* **TASK REQUIREMENTS**
Look through the data and write out every line with the word "хотим" in it.

Dataset entries:

* Begin *

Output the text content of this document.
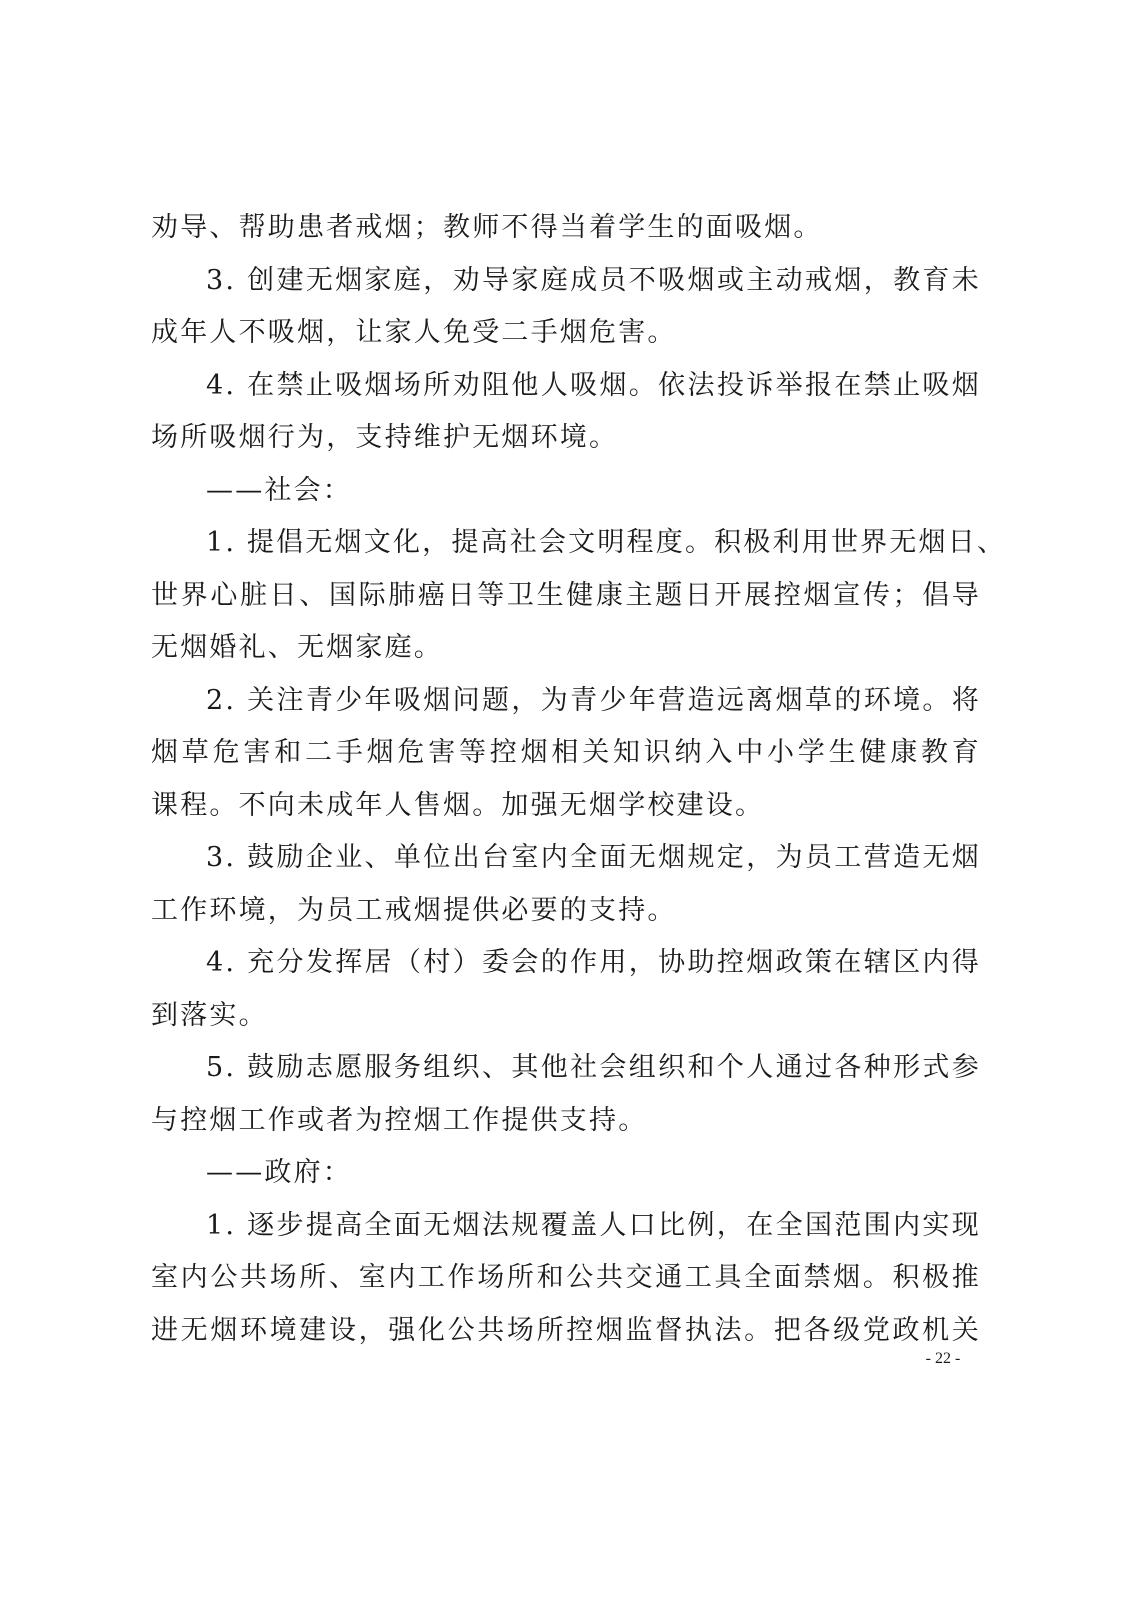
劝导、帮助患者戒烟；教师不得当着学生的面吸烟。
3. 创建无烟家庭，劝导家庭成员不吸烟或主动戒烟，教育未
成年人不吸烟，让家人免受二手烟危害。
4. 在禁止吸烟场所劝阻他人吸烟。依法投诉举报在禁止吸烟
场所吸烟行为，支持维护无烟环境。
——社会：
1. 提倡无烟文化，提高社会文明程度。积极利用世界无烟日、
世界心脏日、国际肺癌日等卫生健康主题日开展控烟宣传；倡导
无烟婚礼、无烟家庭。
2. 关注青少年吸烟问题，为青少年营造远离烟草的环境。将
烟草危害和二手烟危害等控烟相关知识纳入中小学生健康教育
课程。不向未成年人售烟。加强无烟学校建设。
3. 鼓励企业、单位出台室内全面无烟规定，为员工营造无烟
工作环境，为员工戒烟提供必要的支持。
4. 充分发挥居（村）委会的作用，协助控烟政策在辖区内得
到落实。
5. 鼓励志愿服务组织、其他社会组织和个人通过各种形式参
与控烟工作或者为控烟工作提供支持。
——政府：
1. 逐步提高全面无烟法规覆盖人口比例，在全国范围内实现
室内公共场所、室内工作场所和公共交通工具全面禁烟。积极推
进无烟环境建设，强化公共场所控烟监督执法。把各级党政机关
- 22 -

* End *
* Begin *

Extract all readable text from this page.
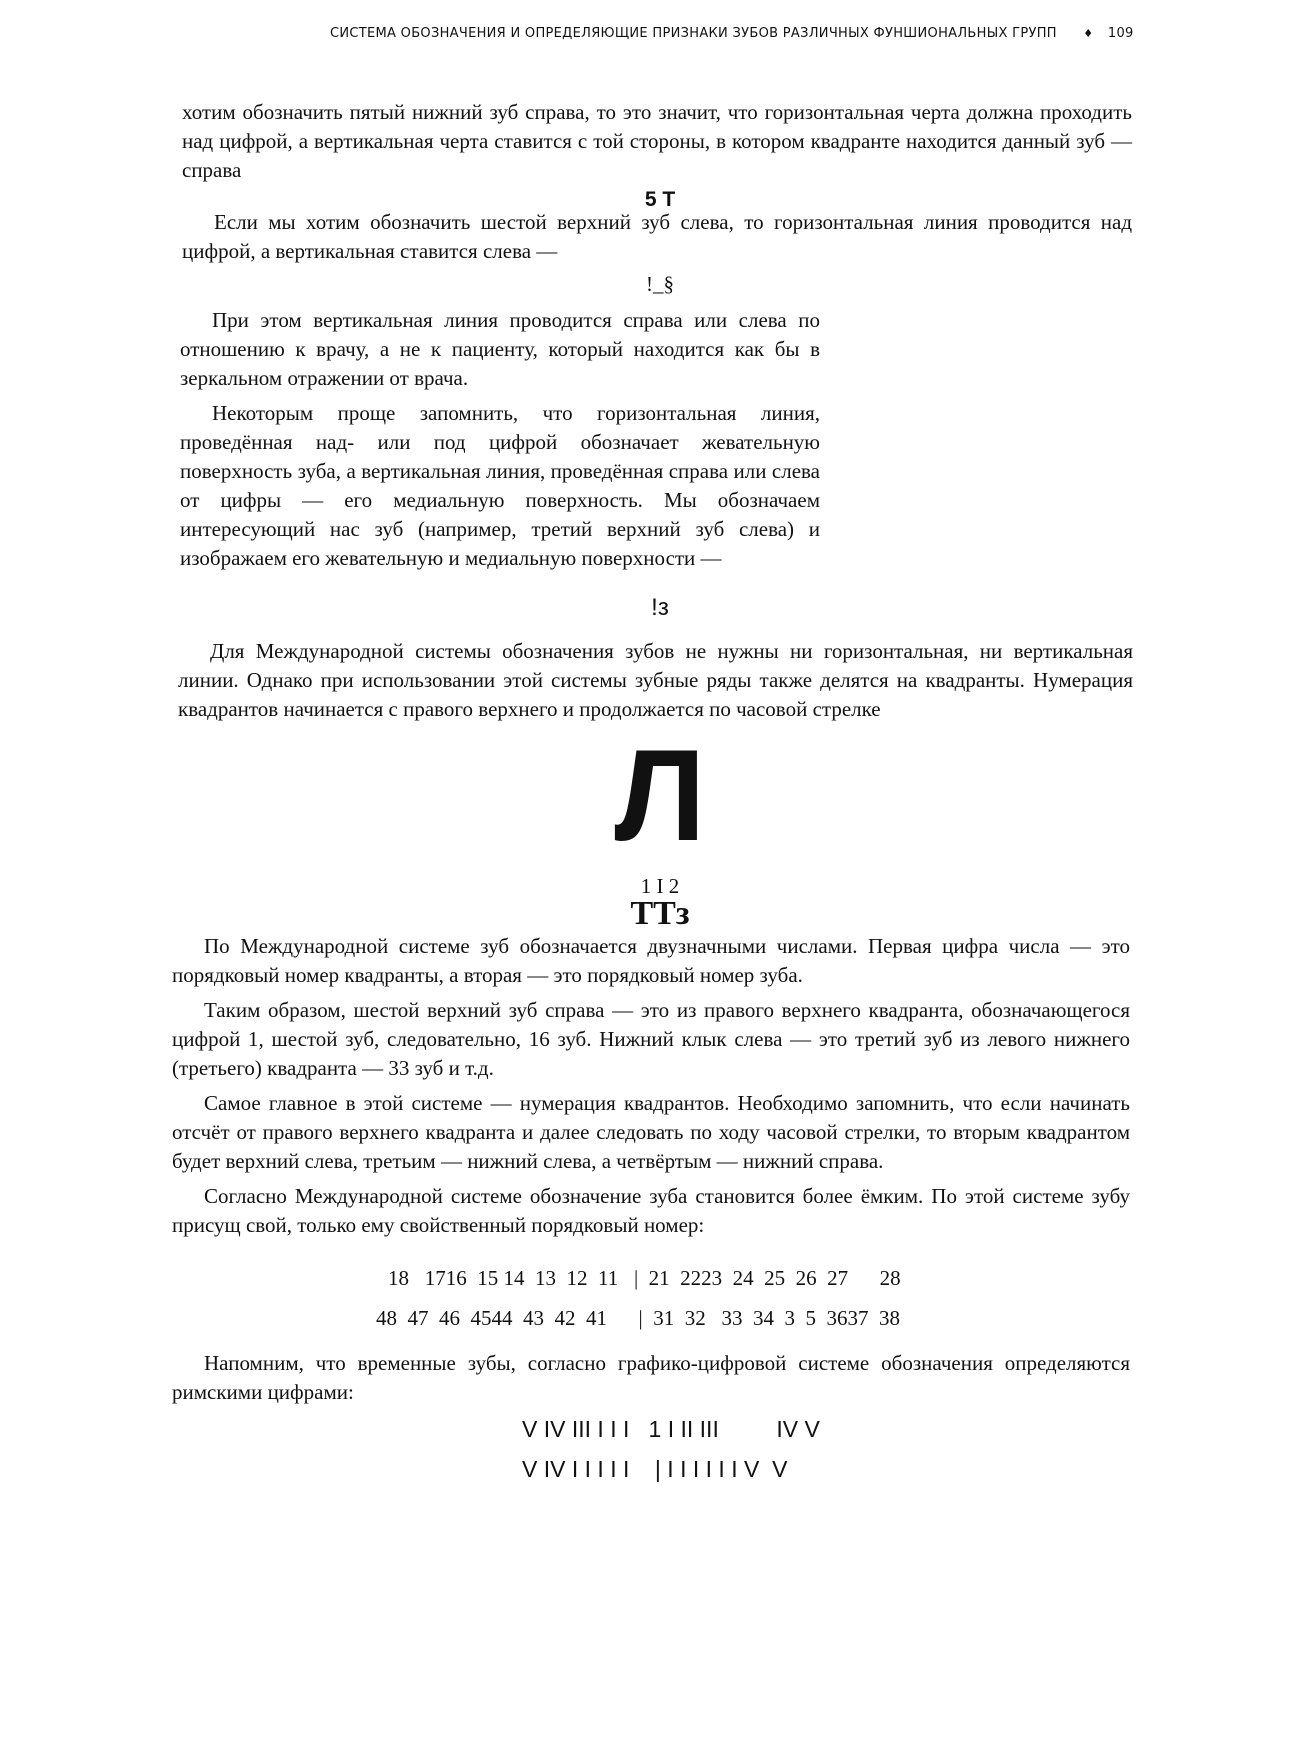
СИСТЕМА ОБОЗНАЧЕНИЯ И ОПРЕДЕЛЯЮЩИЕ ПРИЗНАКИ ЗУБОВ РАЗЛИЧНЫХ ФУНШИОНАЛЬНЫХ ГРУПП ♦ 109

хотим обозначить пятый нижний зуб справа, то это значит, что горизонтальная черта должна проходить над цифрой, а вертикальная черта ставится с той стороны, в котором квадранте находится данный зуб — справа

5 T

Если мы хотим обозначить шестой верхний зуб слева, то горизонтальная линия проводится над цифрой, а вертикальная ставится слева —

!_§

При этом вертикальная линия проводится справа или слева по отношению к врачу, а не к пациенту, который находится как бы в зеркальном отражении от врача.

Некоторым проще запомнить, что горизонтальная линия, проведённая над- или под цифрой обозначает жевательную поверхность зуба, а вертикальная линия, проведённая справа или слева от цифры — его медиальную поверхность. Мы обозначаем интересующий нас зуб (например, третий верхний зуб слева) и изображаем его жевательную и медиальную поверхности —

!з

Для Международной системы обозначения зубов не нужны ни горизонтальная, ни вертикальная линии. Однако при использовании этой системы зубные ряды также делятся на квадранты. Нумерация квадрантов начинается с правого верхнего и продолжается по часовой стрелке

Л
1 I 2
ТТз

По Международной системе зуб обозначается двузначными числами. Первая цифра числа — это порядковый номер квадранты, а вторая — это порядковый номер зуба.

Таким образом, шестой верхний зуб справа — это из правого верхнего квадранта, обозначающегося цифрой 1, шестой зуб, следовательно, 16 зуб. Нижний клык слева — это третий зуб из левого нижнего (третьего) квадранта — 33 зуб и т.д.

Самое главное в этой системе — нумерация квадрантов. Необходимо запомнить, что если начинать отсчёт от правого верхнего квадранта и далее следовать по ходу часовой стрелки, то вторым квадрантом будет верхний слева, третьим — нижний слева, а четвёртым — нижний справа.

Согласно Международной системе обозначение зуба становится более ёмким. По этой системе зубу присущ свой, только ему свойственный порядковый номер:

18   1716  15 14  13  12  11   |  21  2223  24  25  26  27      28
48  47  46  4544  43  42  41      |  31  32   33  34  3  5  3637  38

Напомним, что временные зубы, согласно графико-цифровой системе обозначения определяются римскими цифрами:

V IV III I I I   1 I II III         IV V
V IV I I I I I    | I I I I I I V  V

* End *
* Begin *

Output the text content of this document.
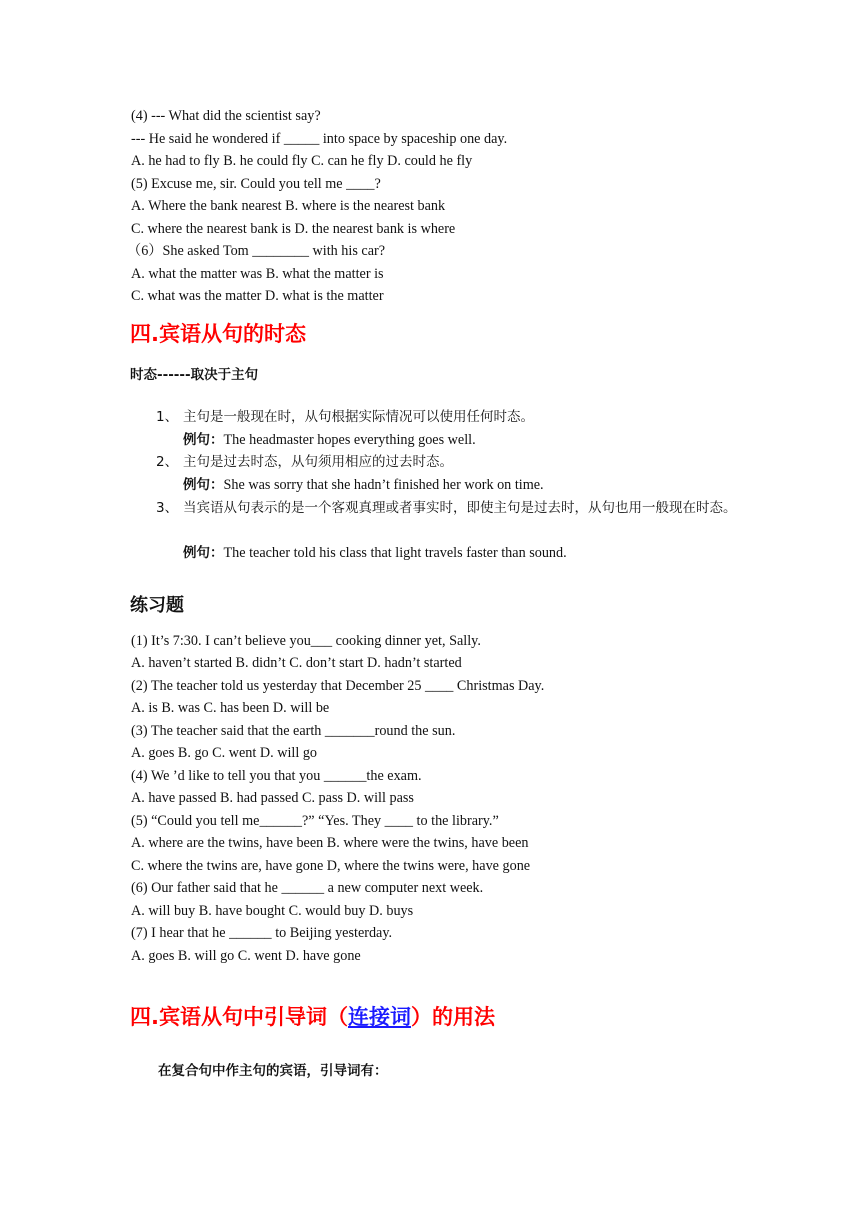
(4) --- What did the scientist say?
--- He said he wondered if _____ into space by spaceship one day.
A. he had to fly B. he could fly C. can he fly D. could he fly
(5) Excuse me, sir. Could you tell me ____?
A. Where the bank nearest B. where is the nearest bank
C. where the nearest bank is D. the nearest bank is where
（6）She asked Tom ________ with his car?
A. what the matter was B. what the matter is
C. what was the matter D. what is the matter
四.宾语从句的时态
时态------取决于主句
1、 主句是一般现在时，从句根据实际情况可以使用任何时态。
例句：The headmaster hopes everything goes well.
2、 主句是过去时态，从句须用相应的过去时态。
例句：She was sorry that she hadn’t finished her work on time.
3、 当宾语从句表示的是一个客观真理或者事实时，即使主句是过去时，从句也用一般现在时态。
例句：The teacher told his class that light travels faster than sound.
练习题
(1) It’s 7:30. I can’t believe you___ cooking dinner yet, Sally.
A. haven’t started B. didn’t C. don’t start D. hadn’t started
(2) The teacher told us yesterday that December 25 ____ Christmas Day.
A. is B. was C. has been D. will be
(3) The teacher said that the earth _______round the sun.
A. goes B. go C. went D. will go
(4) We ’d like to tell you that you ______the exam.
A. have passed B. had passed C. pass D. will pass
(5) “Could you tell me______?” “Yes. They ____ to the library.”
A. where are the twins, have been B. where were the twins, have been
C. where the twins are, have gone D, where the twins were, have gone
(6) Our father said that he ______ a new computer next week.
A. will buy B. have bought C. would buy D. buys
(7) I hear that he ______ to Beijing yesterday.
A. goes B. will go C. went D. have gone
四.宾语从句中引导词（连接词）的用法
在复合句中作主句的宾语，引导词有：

* End *

* **FINAL RESULT**
хотим обозначить пятый нижний зуб справа, то это значит, что горизонтальная черта должна проходить над цифрой, а вертикальная черта ставится с той стороны, в котором квадранте находится данный зуб — справа
Если мы хотим обозначить шестой верхний зуб слева, то горизонтальная линия проводится над цифрой, а вертикальная ставится слева —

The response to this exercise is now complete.